(Stored data)
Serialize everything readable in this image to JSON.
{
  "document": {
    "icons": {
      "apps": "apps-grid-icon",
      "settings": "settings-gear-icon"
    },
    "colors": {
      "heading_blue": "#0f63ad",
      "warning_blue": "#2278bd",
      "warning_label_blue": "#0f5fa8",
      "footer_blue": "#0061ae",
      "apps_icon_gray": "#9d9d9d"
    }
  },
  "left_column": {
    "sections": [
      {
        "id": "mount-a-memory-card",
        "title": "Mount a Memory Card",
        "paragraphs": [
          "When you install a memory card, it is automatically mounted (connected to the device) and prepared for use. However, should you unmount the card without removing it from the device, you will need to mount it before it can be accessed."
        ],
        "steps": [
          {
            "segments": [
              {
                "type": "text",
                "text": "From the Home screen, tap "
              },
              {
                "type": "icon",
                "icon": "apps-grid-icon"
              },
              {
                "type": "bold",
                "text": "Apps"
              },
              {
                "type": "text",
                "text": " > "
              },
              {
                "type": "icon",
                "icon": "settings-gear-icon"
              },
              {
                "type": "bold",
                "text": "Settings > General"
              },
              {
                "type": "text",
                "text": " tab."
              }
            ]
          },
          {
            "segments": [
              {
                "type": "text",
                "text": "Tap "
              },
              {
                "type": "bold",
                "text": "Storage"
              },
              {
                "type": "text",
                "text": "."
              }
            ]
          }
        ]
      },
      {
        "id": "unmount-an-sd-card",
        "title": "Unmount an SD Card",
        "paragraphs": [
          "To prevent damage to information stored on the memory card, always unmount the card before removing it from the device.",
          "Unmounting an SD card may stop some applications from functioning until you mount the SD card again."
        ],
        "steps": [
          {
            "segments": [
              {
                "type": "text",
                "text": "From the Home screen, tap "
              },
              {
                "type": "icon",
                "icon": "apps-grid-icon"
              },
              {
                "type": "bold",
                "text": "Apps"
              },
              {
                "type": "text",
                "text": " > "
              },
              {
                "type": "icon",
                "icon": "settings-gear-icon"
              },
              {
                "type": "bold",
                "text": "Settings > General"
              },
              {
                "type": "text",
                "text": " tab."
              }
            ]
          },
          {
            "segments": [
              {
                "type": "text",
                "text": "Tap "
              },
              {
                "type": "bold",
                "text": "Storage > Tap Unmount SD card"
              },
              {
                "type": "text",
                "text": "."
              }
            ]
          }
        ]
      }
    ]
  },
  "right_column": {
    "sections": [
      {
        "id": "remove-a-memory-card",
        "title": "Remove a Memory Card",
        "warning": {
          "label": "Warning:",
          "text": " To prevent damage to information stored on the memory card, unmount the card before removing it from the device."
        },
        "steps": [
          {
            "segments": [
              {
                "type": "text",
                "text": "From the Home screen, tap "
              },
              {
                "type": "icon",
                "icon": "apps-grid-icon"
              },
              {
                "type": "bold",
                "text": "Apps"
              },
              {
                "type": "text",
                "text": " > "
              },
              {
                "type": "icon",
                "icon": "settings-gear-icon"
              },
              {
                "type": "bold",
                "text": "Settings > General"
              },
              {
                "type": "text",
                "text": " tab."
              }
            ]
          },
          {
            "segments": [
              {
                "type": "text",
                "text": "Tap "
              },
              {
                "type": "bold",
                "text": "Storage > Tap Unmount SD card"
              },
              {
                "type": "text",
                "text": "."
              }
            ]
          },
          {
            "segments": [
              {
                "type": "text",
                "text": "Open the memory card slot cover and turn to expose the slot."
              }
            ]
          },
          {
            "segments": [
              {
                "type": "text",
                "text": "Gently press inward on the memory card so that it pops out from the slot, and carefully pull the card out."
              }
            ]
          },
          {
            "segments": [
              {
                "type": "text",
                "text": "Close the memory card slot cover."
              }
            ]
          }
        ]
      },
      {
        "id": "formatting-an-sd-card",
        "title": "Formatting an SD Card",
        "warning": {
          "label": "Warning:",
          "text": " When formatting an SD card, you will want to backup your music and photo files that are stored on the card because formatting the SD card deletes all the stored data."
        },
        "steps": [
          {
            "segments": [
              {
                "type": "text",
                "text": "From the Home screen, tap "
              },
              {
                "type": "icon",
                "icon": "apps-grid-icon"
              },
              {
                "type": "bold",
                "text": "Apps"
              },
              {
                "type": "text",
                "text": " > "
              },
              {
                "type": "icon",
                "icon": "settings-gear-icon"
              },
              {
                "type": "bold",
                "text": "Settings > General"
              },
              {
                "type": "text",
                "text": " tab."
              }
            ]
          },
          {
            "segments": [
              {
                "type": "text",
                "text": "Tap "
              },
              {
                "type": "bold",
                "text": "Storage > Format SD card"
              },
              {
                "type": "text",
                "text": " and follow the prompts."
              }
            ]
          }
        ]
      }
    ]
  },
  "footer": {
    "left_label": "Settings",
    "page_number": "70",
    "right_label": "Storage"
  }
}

## Required task:
Search the lines above for the string "slot", then show every one that has it.

## Answer to this problem:
                "text": "Open the memory card slot cover and turn to expose the slot."
                "text": "Gently press inward on the memory card so that it pops out from the slot, and carefully pull the card out."
                "text": "Close the memory card slot cover."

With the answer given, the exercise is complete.